### [Task brief]
Your task is to reproduce the entries below word for word.

### [Record set]
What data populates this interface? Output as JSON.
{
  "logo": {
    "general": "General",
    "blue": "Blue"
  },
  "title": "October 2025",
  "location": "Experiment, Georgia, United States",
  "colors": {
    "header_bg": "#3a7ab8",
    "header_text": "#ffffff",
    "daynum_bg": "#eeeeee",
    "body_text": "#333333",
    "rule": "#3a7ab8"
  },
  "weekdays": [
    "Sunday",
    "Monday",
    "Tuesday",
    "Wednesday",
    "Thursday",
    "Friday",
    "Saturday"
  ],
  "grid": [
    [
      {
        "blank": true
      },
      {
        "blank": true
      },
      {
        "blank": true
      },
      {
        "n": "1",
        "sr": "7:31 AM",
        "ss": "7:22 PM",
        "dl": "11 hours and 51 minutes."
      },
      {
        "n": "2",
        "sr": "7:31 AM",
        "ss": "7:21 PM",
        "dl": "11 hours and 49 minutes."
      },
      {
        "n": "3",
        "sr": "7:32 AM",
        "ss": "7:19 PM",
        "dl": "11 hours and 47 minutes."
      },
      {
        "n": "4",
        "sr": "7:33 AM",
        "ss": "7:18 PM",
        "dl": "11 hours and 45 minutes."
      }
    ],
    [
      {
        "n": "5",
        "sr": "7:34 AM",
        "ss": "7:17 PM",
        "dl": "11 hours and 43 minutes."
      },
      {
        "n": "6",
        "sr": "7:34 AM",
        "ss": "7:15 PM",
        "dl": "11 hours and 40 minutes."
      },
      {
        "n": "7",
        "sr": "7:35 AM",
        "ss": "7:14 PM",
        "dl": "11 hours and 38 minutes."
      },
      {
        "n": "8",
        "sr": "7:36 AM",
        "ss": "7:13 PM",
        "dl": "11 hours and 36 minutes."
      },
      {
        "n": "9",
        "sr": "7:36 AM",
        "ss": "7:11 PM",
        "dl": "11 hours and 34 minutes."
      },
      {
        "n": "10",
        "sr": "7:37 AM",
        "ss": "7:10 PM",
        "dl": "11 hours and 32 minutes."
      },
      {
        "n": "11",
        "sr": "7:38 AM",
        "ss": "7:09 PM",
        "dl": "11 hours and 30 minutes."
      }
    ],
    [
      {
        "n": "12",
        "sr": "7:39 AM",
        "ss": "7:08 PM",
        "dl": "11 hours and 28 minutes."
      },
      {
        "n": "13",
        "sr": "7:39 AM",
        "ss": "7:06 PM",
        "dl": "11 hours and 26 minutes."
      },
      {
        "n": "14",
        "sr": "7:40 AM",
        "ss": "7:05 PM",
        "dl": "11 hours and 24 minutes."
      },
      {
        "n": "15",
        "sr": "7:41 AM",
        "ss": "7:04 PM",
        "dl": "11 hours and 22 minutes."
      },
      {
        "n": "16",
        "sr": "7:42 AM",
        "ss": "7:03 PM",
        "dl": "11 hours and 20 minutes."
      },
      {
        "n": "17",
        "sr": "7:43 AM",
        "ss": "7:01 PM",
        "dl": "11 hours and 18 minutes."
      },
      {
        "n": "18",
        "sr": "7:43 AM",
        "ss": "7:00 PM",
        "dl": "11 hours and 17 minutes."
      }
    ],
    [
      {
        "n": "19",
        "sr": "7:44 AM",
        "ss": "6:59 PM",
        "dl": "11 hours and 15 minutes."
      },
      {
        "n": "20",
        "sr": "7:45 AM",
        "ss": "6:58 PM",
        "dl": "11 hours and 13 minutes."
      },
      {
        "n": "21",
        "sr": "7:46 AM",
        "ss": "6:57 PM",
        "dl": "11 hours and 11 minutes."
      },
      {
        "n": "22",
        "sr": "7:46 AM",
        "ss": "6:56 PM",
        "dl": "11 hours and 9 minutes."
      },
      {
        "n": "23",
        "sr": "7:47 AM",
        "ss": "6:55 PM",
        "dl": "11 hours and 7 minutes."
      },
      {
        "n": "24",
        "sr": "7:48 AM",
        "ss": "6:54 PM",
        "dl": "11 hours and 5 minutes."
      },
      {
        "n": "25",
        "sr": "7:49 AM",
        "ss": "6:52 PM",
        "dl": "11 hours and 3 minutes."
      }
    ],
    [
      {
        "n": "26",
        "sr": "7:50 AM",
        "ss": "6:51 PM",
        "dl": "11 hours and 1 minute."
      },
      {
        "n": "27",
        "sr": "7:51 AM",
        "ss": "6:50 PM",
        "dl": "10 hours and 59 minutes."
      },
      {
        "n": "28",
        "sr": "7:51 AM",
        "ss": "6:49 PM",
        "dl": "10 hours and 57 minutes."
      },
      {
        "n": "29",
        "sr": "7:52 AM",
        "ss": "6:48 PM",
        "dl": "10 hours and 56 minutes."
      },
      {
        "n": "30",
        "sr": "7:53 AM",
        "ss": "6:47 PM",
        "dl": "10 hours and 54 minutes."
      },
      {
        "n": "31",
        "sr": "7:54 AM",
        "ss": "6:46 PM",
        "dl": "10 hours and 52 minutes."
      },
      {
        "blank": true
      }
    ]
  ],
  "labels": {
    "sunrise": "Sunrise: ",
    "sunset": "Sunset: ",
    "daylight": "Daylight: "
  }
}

### [Written reply]
What data populates this interface? Output as JSON.
{
  "logo": {
    "general": "General",
    "blue": "Blue"
  },
  "title": "October 2025",
  "location": "Experiment, Georgia, United States",
  "colors": {
    "header_bg": "#3a7ab8",
    "header_text": "#ffffff",
    "daynum_bg": "#eeeeee",
    "body_text": "#333333",
    "rule": "#3a7ab8"
  },
  "weekdays": [
    "Sunday",
    "Monday",
    "Tuesday",
    "Wednesday",
    "Thursday",
    "Friday",
    "Saturday"
  ],
  "grid": [
    [
      {
        "blank": true
      },
      {
        "blank": true
      },
      {
        "blank": true
      },
      {
        "n": "1",
        "sr": "7:31 AM",
        "ss": "7:22 PM",
        "dl": "11 hours and 51 minutes."
      },
      {
        "n": "2",
        "sr": "7:31 AM",
        "ss": "7:21 PM",
        "dl": "11 hours and 49 minutes."
      },
      {
        "n": "3",
        "sr": "7:32 AM",
        "ss": "7:19 PM",
        "dl": "11 hours and 47 minutes."
      },
      {
        "n": "4",
        "sr": "7:33 AM",
        "ss": "7:18 PM",
        "dl": "11 hours and 45 minutes."
      }
    ],
    [
      {
        "n": "5",
        "sr": "7:34 AM",
        "ss": "7:17 PM",
        "dl": "11 hours and 43 minutes."
      },
      {
        "n": "6",
        "sr": "7:34 AM",
        "ss": "7:15 PM",
        "dl": "11 hours and 40 minutes."
      },
      {
        "n": "7",
        "sr": "7:35 AM",
        "ss": "7:14 PM",
        "dl": "11 hours and 38 minutes."
      },
      {
        "n": "8",
        "sr": "7:36 AM",
        "ss": "7:13 PM",
        "dl": "11 hours and 36 minutes."
      },
      {
        "n": "9",
        "sr": "7:36 AM",
        "ss": "7:11 PM",
        "dl": "11 hours and 34 minutes."
      },
      {
        "n": "10",
        "sr": "7:37 AM",
        "ss": "7:10 PM",
        "dl": "11 hours and 32 minutes."
      },
      {
        "n": "11",
        "sr": "7:38 AM",
        "ss": "7:09 PM",
        "dl": "11 hours and 30 minutes."
      }
    ],
    [
      {
        "n": "12",
        "sr": "7:39 AM",
        "ss": "7:08 PM",
        "dl": "11 hours and 28 minutes."
      },
      {
        "n": "13",
        "sr": "7:39 AM",
        "ss": "7:06 PM",
        "dl": "11 hours and 26 minutes."
      },
      {
        "n": "14",
        "sr": "7:40 AM",
        "ss": "7:05 PM",
        "dl": "11 hours and 24 minutes."
      },
      {
        "n": "15",
        "sr": "7:41 AM",
        "ss": "7:04 PM",
        "dl": "11 hours and 22 minutes."
      },
      {
        "n": "16",
        "sr": "7:42 AM",
        "ss": "7:03 PM",
        "dl": "11 hours and 20 minutes."
      },
      {
        "n": "17",
        "sr": "7:43 AM",
        "ss": "7:01 PM",
        "dl": "11 hours and 18 minutes."
      },
      {
        "n": "18",
        "sr": "7:43 AM",
        "ss": "7:00 PM",
        "dl": "11 hours and 17 minutes."
      }
    ],
    [
      {
        "n": "19",
        "sr": "7:44 AM",
        "ss": "6:59 PM",
        "dl": "11 hours and 15 minutes."
      },
      {
        "n": "20",
        "sr": "7:45 AM",
        "ss": "6:58 PM",
        "dl": "11 hours and 13 minutes."
      },
      {
        "n": "21",
        "sr": "7:46 AM",
        "ss": "6:57 PM",
        "dl": "11 hours and 11 minutes."
      },
      {
        "n": "22",
        "sr": "7:46 AM",
        "ss": "6:56 PM",
        "dl": "11 hours and 9 minutes."
      },
      {
        "n": "23",
        "sr": "7:47 AM",
        "ss": "6:55 PM",
        "dl": "11 hours and 7 minutes."
      },
      {
        "n": "24",
        "sr": "7:48 AM",
        "ss": "6:54 PM",
        "dl": "11 hours and 5 minutes."
      },
      {
        "n": "25",
        "sr": "7:49 AM",
        "ss": "6:52 PM",
        "dl": "11 hours and 3 minutes."
      }
    ],
    [
      {
        "n": "26",
        "sr": "7:50 AM",
        "ss": "6:51 PM",
        "dl": "11 hours and 1 minute."
      },
      {
        "n": "27",
        "sr": "7:51 AM",
        "ss": "6:50 PM",
        "dl": "10 hours and 59 minutes."
      },
      {
        "n": "28",
        "sr": "7:51 AM",
        "ss": "6:49 PM",
        "dl": "10 hours and 57 minutes."
      },
      {
        "n": "29",
        "sr": "7:52 AM",
        "ss": "6:48 PM",
        "dl": "10 hours and 56 minutes."
      },
      {
        "n": "30",
        "sr": "7:53 AM",
        "ss": "6:47 PM",
        "dl": "10 hours and 54 minutes."
      },
      {
        "n": "31",
        "sr": "7:54 AM",
        "ss": "6:46 PM",
        "dl": "10 hours and 52 minutes."
      },
      {
        "blank": true
      }
    ]
  ],
  "labels": {
    "sunrise": "Sunrise: ",
    "sunset": "Sunset: ",
    "daylight": "Daylight: "
  }
}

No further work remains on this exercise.